> [Required task] Where a line of the material contains the string "socio", copy that line.

> [Raw records]
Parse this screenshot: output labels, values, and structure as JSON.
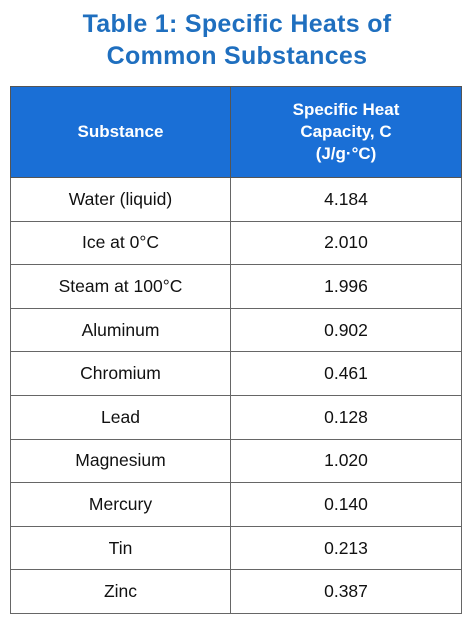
{
  "header": {
    "title_lines": [
      "Table 1: Specific Heats of",
      "Common Substances"
    ]
  },
  "table": {
    "columns": [
      [
        "Substance"
      ],
      [
        "Specific Heat",
        "Capacity, C",
        "(J/g·°C)"
      ]
    ],
    "rows": [
      [
        "Water (liquid)",
        "4.184"
      ],
      [
        "Ice at 0°C",
        "2.010"
      ],
      [
        "Steam at 100°C",
        "1.996"
      ],
      [
        "Aluminum",
        "0.902"
      ],
      [
        "Chromium",
        "0.461"
      ],
      [
        "Lead",
        "0.128"
      ],
      [
        "Magnesium",
        "1.020"
      ],
      [
        "Mercury",
        "0.140"
      ],
      [
        "Tin",
        "0.213"
      ],
      [
        "Zinc",
        "0.387"
      ]
    ]
  }
}
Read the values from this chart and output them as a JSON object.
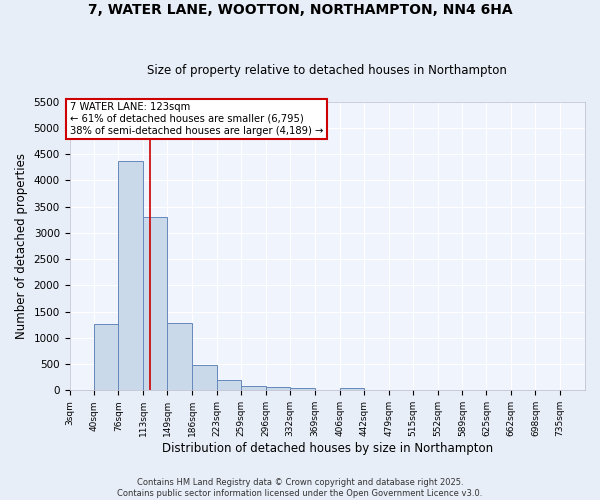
{
  "title1": "7, WATER LANE, WOOTTON, NORTHAMPTON, NN4 6HA",
  "title2": "Size of property relative to detached houses in Northampton",
  "xlabel": "Distribution of detached houses by size in Northampton",
  "ylabel": "Number of detached properties",
  "bin_labels": [
    "3sqm",
    "40sqm",
    "76sqm",
    "113sqm",
    "149sqm",
    "186sqm",
    "223sqm",
    "259sqm",
    "296sqm",
    "332sqm",
    "369sqm",
    "406sqm",
    "442sqm",
    "479sqm",
    "515sqm",
    "552sqm",
    "589sqm",
    "625sqm",
    "662sqm",
    "698sqm",
    "735sqm"
  ],
  "bin_edges": [
    3,
    40,
    76,
    113,
    149,
    186,
    223,
    259,
    296,
    332,
    369,
    406,
    442,
    479,
    515,
    552,
    589,
    625,
    662,
    698,
    735
  ],
  "bar_heights": [
    0,
    1270,
    4380,
    3300,
    1280,
    490,
    200,
    80,
    60,
    50,
    0,
    50,
    0,
    0,
    0,
    0,
    0,
    0,
    0,
    0,
    0
  ],
  "bar_color": "#c9d9ea",
  "bar_edge_color": "#6688bb",
  "vline_x": 123,
  "vline_color": "#cc0000",
  "annotation_text": "7 WATER LANE: 123sqm\n← 61% of detached houses are smaller (6,795)\n38% of semi-detached houses are larger (4,189) →",
  "annotation_box_color": "#ffffff",
  "annotation_box_edge": "#cc0000",
  "ylim": [
    0,
    5500
  ],
  "yticks": [
    0,
    500,
    1000,
    1500,
    2000,
    2500,
    3000,
    3500,
    4000,
    4500,
    5000,
    5500
  ],
  "bg_color": "#e8eef8",
  "plot_bg_color": "#f0f4fc",
  "grid_color": "#ffffff",
  "footer1": "Contains HM Land Registry data © Crown copyright and database right 2025.",
  "footer2": "Contains public sector information licensed under the Open Government Licence v3.0."
}
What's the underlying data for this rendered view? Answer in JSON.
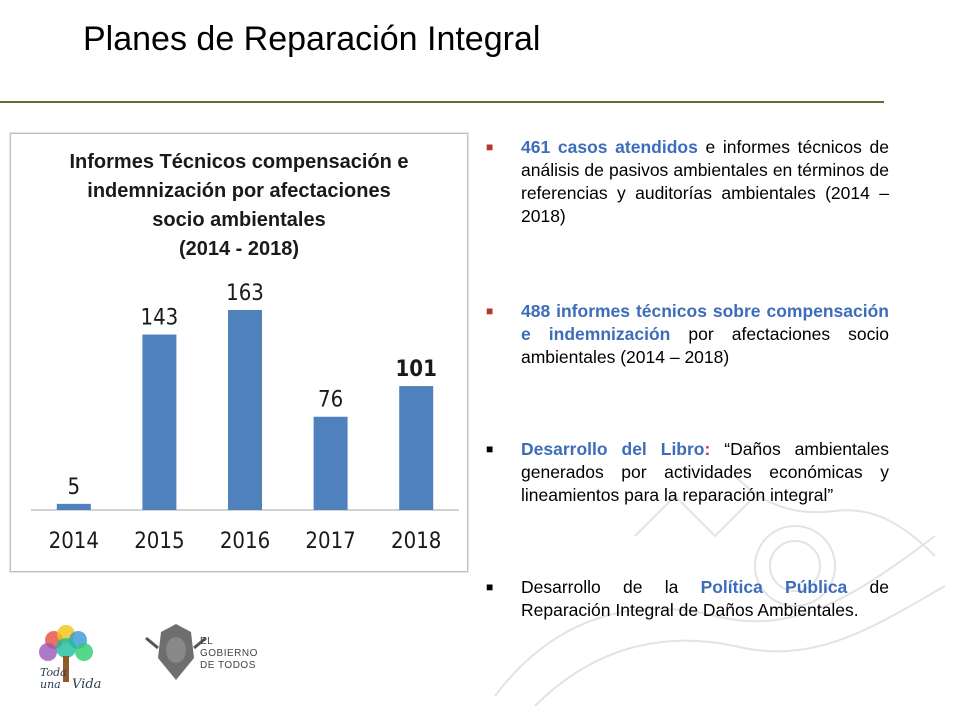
{
  "slide": {
    "title": "Planes de Reparación Integral"
  },
  "chart": {
    "title_lines": [
      "Informes Técnicos  compensación e",
      "indemnización por afectaciones",
      "socio ambientales",
      "(2014 - 2018)"
    ]
  },
  "chart_data": {
    "type": "bar",
    "title": "Informes Técnicos compensación e indemnización por afectaciones socio ambientales (2014 - 2018)",
    "categories": [
      "2014",
      "2015",
      "2016",
      "2017",
      "2018"
    ],
    "values": [
      5,
      143,
      163,
      76,
      101
    ],
    "bold_value_index": 4,
    "ylim": [
      0,
      180
    ],
    "grid": false,
    "legend": "none",
    "bar_color": "#4f81bd"
  },
  "bullets": [
    {
      "lead": "461 casos atendidos",
      "rest": " e informes técnicos de análisis de pasivos ambientales en términos de referencias y auditorías ambientales (2014 – 2018)"
    },
    {
      "lead": "488 informes técnicos sobre compensación e indemnización",
      "rest": " por afectaciones socio ambientales (2014 – 2018)"
    },
    {
      "lead": "Desarrollo del Libro",
      "colon": ":",
      "rest": " “Daños ambientales generados por actividades económicas y lineamientos para la reparación integral”"
    },
    {
      "pre": "Desarrollo de la ",
      "lead": "Política Pública",
      "rest": " de Reparación Integral de Daños Ambientales."
    }
  ],
  "logos": {
    "toda_una_vida": "Toda una Vida",
    "gov_line1": "EL",
    "gov_line2": "GOBIERNO",
    "gov_line3": "DE TODOS"
  },
  "colors": {
    "accent_blue": "#3d6dba",
    "accent_red": "#c0392b",
    "rule": "#6b6b2b"
  }
}
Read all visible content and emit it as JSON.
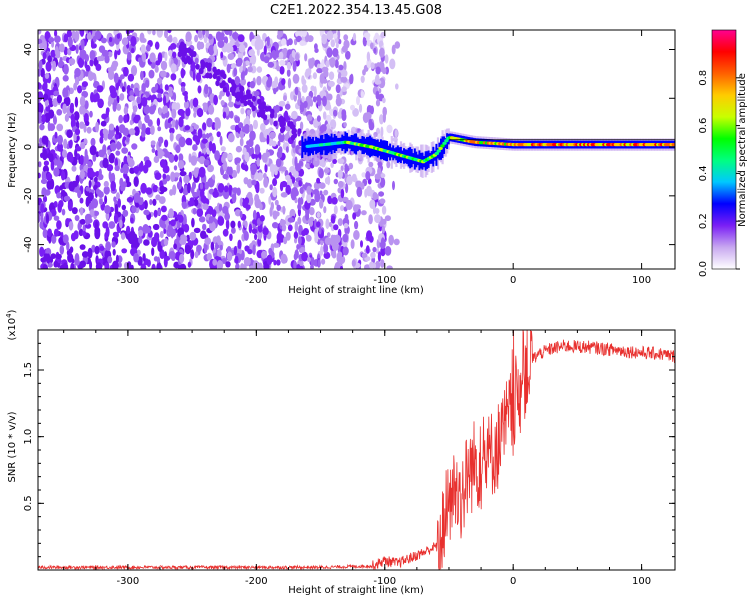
{
  "figure": {
    "title": "C2E1.2022.354.13.45.G08"
  },
  "chart_data": [
    {
      "type": "heatmap",
      "xlabel": "Height of straight line (km)",
      "ylabel": "Frequency (Hz)",
      "xlim": [
        -370,
        126
      ],
      "ylim": [
        -50,
        48
      ],
      "xticks": [
        "-300",
        "-200",
        "-100",
        "0",
        "100"
      ],
      "yticks": [
        "-40",
        "-20",
        "0",
        "20",
        "40"
      ],
      "colorbar": {
        "label": "Normalized spectral amplitude",
        "range": [
          0,
          1
        ],
        "ticks": [
          "0.0",
          "0.2",
          "0.4",
          "0.6",
          "0.8"
        ],
        "colors": [
          "#ffffff",
          "#c8a8f0",
          "#7a1ff5",
          "#0000ff",
          "#00c8ff",
          "#00ff80",
          "#00ff00",
          "#c8ff00",
          "#ffcc00",
          "#ff6000",
          "#ff0000",
          "#ff0090"
        ]
      },
      "signal_track": [
        {
          "x": -165,
          "y": 0
        },
        {
          "x": -130,
          "y": 2
        },
        {
          "x": -110,
          "y": 0
        },
        {
          "x": -90,
          "y": -3
        },
        {
          "x": -70,
          "y": -6
        },
        {
          "x": -60,
          "y": -3
        },
        {
          "x": -50,
          "y": 4
        },
        {
          "x": -30,
          "y": 2
        },
        {
          "x": 0,
          "y": 1
        },
        {
          "x": 50,
          "y": 1
        },
        {
          "x": 100,
          "y": 1
        },
        {
          "x": 126,
          "y": 1
        }
      ],
      "grid": false,
      "grid_note": "noise scattered at x < -90, strongest in lower-left"
    },
    {
      "type": "line",
      "xlabel": "Height of straight line (km)",
      "ylabel": "SNR (10 * v/v)",
      "multiplier": "(x10^4)",
      "multiplier_base": "(x10",
      "multiplier_exp": "4",
      "multiplier_close": ")",
      "xlim": [
        -370,
        126
      ],
      "ylim": [
        0,
        1.8
      ],
      "xticks": [
        "-300",
        "-200",
        "-100",
        "0",
        "100"
      ],
      "yticks": [
        "0.5",
        "1.0",
        "1.5"
      ],
      "series": [
        {
          "color": "#e8302e",
          "points": [
            [
              -370,
              0.02
            ],
            [
              -300,
              0.02
            ],
            [
              -200,
              0.02
            ],
            [
              -150,
              0.02
            ],
            [
              -110,
              0.03
            ],
            [
              -100,
              0.07
            ],
            [
              -90,
              0.05
            ],
            [
              -80,
              0.09
            ],
            [
              -70,
              0.13
            ],
            [
              -60,
              0.18
            ],
            [
              -55,
              0.3
            ],
            [
              -50,
              0.5
            ],
            [
              -45,
              0.6
            ],
            [
              -40,
              0.55
            ],
            [
              -35,
              0.72
            ],
            [
              -30,
              0.8
            ],
            [
              -25,
              0.78
            ],
            [
              -20,
              0.82
            ],
            [
              -15,
              0.9
            ],
            [
              -10,
              0.95
            ],
            [
              -5,
              1.1
            ],
            [
              0,
              1.2
            ],
            [
              5,
              1.35
            ],
            [
              10,
              1.5
            ],
            [
              15,
              1.58
            ],
            [
              20,
              1.62
            ],
            [
              30,
              1.66
            ],
            [
              40,
              1.68
            ],
            [
              60,
              1.67
            ],
            [
              80,
              1.65
            ],
            [
              100,
              1.63
            ],
            [
              115,
              1.62
            ],
            [
              126,
              1.6
            ]
          ]
        }
      ],
      "grid": false
    }
  ]
}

> [Complete output]
      "socio ambientales",
    "title": "Informes Técnicos compensación e indemnización por afectaciones socio ambientales (2014 - 2018)",
      "rest": " por afectaciones socio ambientales (2014 – 2018)"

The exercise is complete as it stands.